▶ Direction
Write out the material again exactly, please, and omit the pictures.
** begin Supplied information **
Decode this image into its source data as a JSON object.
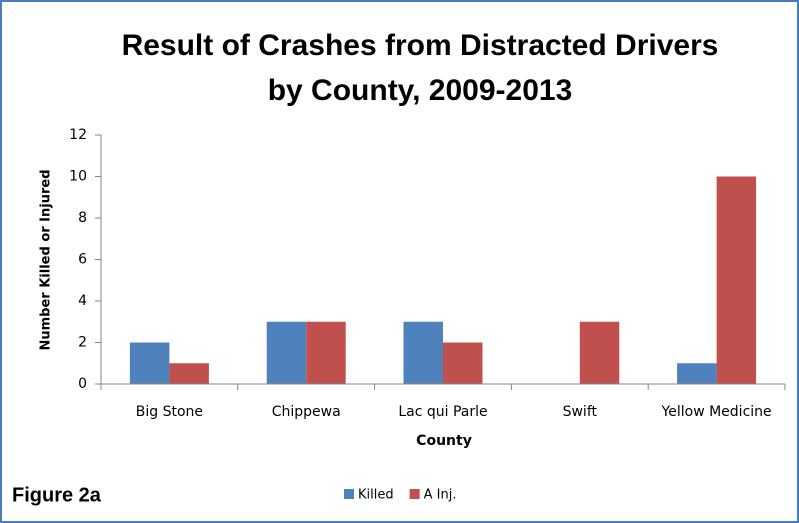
{
  "chart_data": {
    "type": "bar",
    "title": [
      "Result of Crashes from Distracted Drivers",
      "by County, 2009-2013"
    ],
    "annotation": "Figure 2a",
    "x_label": "County",
    "y_label": "Number Killed or Injured",
    "categories": [
      "Big Stone",
      "Chippewa",
      "Lac qui Parle",
      "Swift",
      "Yellow Medicine"
    ],
    "series": [
      {
        "name": "Killed",
        "color": "#4f81bd",
        "values": [
          2,
          3,
          3,
          0,
          1
        ]
      },
      {
        "name": "A Inj.",
        "color": "#c0504d",
        "values": [
          1,
          3,
          2,
          3,
          10
        ]
      }
    ],
    "ylim": [
      0,
      12
    ],
    "yticks": [
      0,
      2,
      4,
      6,
      8,
      10,
      12
    ],
    "grid": false,
    "legend": "bottom"
  }
}
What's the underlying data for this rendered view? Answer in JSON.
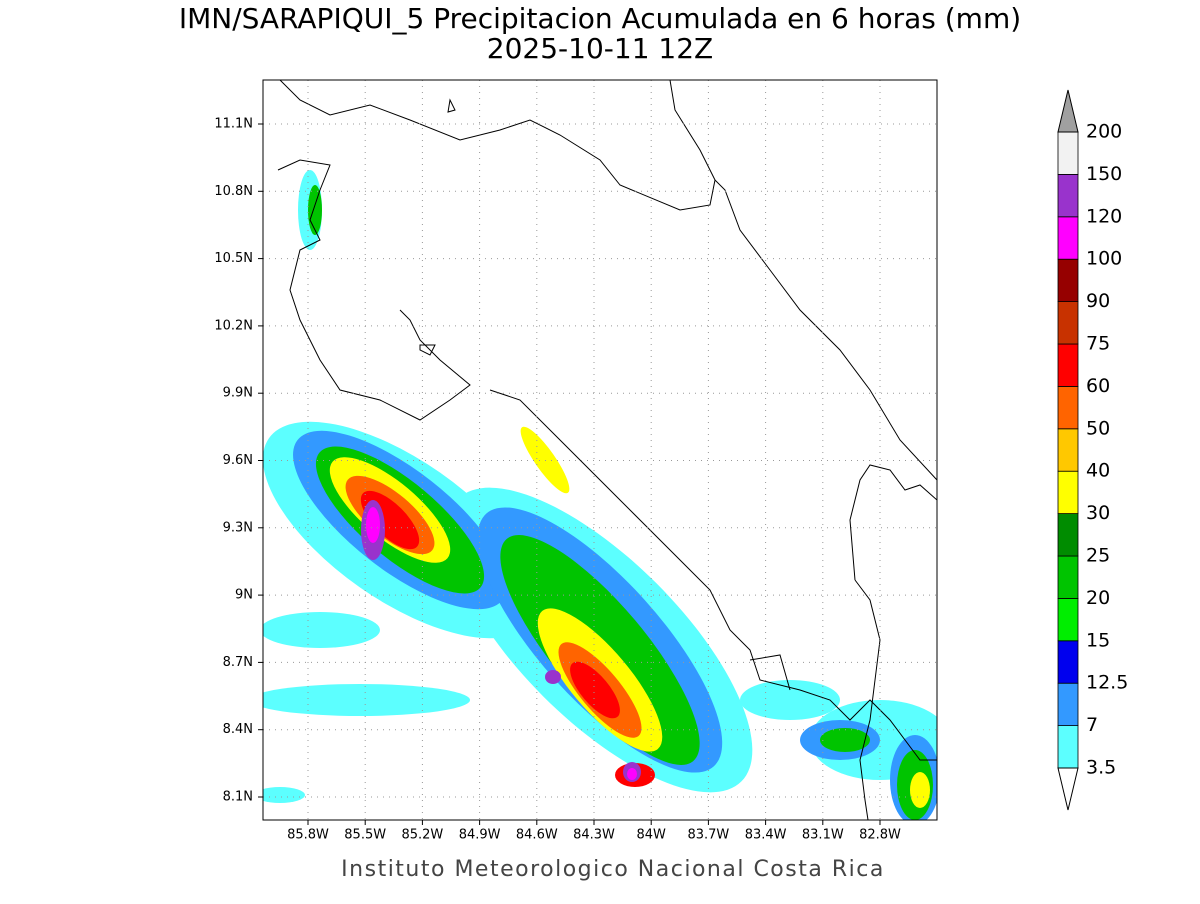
** end Supplied information **
▶ Full answer
Decode this image into its source data as a JSON object.
{
  "chart_data": {
    "type": "bar",
    "title": [
      "Result of Crashes from Distracted Drivers",
      "by County, 2009-2013"
    ],
    "annotation": "Figure 2a",
    "x_label": "County",
    "y_label": "Number Killed or Injured",
    "categories": [
      "Big Stone",
      "Chippewa",
      "Lac qui Parle",
      "Swift",
      "Yellow Medicine"
    ],
    "series": [
      {
        "name": "Killed",
        "color": "#4f81bd",
        "values": [
          2,
          3,
          3,
          0,
          1
        ]
      },
      {
        "name": "A Inj.",
        "color": "#c0504d",
        "values": [
          1,
          3,
          2,
          3,
          10
        ]
      }
    ],
    "ylim": [
      0,
      12
    ],
    "yticks": [
      0,
      2,
      4,
      6,
      8,
      10,
      12
    ],
    "grid": false,
    "legend": "bottom"
  }
}
What's the underlying data for this rendered view? Answer in JSON.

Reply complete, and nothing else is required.